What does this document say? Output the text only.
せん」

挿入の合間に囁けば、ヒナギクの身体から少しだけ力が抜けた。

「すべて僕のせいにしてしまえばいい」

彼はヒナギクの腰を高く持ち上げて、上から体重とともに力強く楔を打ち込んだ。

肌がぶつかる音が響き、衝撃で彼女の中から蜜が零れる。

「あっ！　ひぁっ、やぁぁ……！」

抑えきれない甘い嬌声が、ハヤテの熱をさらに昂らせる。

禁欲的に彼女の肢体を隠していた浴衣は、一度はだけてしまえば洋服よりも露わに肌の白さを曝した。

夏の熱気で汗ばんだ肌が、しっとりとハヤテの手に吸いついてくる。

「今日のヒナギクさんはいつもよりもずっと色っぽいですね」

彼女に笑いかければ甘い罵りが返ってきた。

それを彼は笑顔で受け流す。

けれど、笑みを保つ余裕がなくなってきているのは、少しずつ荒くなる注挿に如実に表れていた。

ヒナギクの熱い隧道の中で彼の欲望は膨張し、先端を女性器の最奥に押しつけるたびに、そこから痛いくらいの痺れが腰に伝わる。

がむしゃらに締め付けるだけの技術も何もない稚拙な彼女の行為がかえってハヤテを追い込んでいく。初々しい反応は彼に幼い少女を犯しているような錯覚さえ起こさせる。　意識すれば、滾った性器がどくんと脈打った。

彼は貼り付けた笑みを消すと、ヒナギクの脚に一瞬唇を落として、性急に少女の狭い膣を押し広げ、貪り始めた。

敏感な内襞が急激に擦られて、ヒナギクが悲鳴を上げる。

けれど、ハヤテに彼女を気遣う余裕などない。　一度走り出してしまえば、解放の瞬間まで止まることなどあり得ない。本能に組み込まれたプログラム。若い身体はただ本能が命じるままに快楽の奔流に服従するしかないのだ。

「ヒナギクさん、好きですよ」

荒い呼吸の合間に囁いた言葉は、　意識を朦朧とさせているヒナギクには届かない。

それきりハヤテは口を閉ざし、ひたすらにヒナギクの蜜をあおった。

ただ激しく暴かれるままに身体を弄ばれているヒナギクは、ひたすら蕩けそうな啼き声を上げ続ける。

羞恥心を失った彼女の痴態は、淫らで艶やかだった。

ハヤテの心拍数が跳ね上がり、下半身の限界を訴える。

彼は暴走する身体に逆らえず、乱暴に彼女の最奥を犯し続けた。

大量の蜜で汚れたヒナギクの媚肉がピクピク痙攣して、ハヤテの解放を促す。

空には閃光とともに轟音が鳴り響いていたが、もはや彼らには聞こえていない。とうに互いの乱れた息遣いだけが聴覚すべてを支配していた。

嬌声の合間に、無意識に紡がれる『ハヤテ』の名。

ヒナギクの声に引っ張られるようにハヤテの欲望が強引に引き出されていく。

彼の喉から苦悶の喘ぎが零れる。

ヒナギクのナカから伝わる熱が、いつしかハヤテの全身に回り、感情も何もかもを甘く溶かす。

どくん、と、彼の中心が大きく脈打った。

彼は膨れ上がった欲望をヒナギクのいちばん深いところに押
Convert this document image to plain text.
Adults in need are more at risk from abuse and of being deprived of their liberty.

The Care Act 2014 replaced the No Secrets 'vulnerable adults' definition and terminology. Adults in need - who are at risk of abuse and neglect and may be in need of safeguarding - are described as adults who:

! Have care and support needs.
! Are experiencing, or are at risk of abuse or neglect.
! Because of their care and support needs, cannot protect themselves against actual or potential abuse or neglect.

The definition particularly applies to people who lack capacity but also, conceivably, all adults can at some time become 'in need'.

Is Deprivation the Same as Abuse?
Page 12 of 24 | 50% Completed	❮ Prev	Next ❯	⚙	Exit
--
● **To do**
Reproduce the full listing above, character for character.

● **Finished exercise**
What does this document say? Output the text only.
せん」

挿入の合間に囁けば、ヒナギクの身体から少しだけ力が抜けた。

「すべて僕のせいにしてしまえばいい」

彼はヒナギクの腰を高く持ち上げて、上から体重とともに力強く楔を打ち込んだ。

肌がぶつかる音が響き、衝撃で彼女の中から蜜が零れる。

「あっ！　ひぁっ、やぁぁ……！」

抑えきれない甘い嬌声が、ハヤテの熱をさらに昂らせる。

禁欲的に彼女の肢体を隠していた浴衣は、一度はだけてしまえば洋服よりも露わに肌の白さを曝した。

夏の熱気で汗ばんだ肌が、しっとりとハヤテの手に吸いついてくる。

「今日のヒナギクさんはいつもよりもずっと色っぽいですね」

彼女に笑いかければ甘い罵りが返ってきた。

それを彼は笑顔で受け流す。

けれど、笑みを保つ余裕がなくなってきているのは、少しずつ荒くなる注挿に如実に表れていた。

ヒナギクの熱い隧道の中で彼の欲望は膨張し、先端を女性器の最奥に押しつけるたびに、そこから痛いくらいの痺れが腰に伝わる。

がむしゃらに締め付けるだけの技術も何もない稚拙な彼女の行為がかえってハヤテを追い込んでいく。初々しい反応は彼に幼い少女を犯しているような錯覚さえ起こさせる。　意識すれば、滾った性器がどくんと脈打った。

彼は貼り付けた笑みを消すと、ヒナギクの脚に一瞬唇を落として、性急に少女の狭い膣を押し広げ、貪り始めた。

敏感な内襞が急激に擦られて、ヒナギクが悲鳴を上げる。

けれど、ハヤテに彼女を気遣う余裕などない。　一度走り出してしまえば、解放の瞬間まで止まることなどあり得ない。本能に組み込まれたプログラム。若い身体はただ本能が命じるままに快楽の奔流に服従するしかないのだ。

「ヒナギクさん、好きですよ」

荒い呼吸の合間に囁いた言葉は、　意識を朦朧とさせているヒナギクには届かない。

それきりハヤテは口を閉ざし、ひたすらにヒナギクの蜜をあおった。

ただ激しく暴かれるままに身体を弄ばれているヒナギクは、ひたすら蕩けそうな啼き声を上げ続ける。

羞恥心を失った彼女の痴態は、淫らで艶やかだった。

ハヤテの心拍数が跳ね上がり、下半身の限界を訴える。

彼は暴走する身体に逆らえず、乱暴に彼女の最奥を犯し続けた。

大量の蜜で汚れたヒナギクの媚肉がピクピク痙攣して、ハヤテの解放を促す。

空には閃光とともに轟音が鳴り響いていたが、もはや彼らには聞こえていない。とうに互いの乱れた息遣いだけが聴覚すべてを支配していた。

嬌声の合間に、無意識に紡がれる『ハヤテ』の名。

ヒナギクの声に引っ張られるようにハヤテの欲望が強引に引き出されていく。

彼の喉から苦悶の喘ぎが零れる。

ヒナギクのナカから伝わる熱が、いつしかハヤテの全身に回り、感情も何もかもを甘く溶かす。

どくん、と、彼の中心が大きく脈打った。

彼は膨れ上がった欲望をヒナギクのいちばん深いところに押
Convert this document image to plain text.
Adults in need are more at risk from abuse and of being deprived of their liberty.

The Care Act 2014 replaced the No Secrets 'vulnerable adults' definition and terminology. Adults in need - who are at risk of abuse and neglect and may be in need of safeguarding - are described as adults who:

! Have care and support needs.
! Are experiencing, or are at risk of abuse or neglect.
! Because of their care and support needs, cannot protect themselves against actual or potential abuse or neglect.

The definition particularly applies to people who lack capacity but also, conceivably, all adults can at some time become 'in need'.

Is Deprivation the Same as Abuse?
Page 12 of 24 | 50% Completed	❮ Prev	Next ❯	⚙	Exit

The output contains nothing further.